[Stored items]
··········
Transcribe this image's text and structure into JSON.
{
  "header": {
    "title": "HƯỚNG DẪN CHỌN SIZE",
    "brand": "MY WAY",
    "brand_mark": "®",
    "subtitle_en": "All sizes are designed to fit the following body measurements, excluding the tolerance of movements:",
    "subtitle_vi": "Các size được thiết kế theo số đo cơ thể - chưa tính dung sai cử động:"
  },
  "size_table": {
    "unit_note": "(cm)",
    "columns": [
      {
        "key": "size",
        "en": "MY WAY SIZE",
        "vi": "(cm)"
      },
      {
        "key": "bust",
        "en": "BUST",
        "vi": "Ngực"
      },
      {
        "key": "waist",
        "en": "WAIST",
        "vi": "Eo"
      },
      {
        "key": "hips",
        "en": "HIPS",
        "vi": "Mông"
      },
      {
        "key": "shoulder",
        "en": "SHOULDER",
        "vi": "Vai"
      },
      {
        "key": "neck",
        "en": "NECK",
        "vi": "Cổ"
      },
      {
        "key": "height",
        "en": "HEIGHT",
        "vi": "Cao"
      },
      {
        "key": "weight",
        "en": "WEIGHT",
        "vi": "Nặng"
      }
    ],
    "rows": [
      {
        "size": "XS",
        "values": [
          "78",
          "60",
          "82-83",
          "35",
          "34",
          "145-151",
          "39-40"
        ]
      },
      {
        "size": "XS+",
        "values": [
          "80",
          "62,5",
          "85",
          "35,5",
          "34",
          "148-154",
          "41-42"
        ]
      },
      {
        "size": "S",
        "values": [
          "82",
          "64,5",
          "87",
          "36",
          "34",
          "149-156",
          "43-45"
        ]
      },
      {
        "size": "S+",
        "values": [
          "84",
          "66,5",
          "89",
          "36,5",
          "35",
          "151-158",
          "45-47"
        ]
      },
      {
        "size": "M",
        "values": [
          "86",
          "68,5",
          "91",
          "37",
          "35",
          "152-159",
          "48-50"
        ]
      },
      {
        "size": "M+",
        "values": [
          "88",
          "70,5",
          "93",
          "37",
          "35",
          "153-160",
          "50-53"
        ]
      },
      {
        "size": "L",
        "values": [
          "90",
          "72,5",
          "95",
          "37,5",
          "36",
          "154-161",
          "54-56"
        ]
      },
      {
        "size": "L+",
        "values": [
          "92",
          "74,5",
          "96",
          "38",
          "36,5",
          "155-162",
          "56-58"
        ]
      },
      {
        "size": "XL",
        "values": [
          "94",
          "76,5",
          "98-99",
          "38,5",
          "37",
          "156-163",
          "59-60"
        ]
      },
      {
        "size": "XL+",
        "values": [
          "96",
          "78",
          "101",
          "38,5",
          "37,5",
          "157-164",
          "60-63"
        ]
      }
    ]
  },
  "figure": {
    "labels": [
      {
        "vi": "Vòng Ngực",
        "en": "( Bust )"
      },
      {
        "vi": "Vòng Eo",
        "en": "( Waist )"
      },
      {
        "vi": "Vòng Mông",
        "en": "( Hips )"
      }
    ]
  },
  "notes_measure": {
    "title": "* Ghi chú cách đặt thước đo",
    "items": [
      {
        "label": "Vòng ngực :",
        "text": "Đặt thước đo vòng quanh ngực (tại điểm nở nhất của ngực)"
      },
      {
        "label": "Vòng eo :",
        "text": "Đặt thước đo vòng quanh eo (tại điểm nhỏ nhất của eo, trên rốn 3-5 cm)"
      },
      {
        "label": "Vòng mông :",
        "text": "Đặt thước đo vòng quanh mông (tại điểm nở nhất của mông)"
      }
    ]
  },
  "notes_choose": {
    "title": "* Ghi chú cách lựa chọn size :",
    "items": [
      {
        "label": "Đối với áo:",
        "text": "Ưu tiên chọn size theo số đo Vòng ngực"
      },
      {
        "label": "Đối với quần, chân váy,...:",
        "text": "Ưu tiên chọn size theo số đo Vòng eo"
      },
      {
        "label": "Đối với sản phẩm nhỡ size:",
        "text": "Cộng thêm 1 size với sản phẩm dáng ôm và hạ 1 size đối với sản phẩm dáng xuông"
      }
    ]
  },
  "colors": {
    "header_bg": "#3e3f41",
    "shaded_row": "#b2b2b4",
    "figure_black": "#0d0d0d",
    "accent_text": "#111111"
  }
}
··········
Task goal: Extract every line of the records above that contains the word "phẩm".

Response to this exercise:
        "label": "Đối với sản phẩm nhỡ size:",
        "text": "Cộng thêm 1 size với sản phẩm dáng ôm và hạ 1 size đối với sản phẩm dáng xuông"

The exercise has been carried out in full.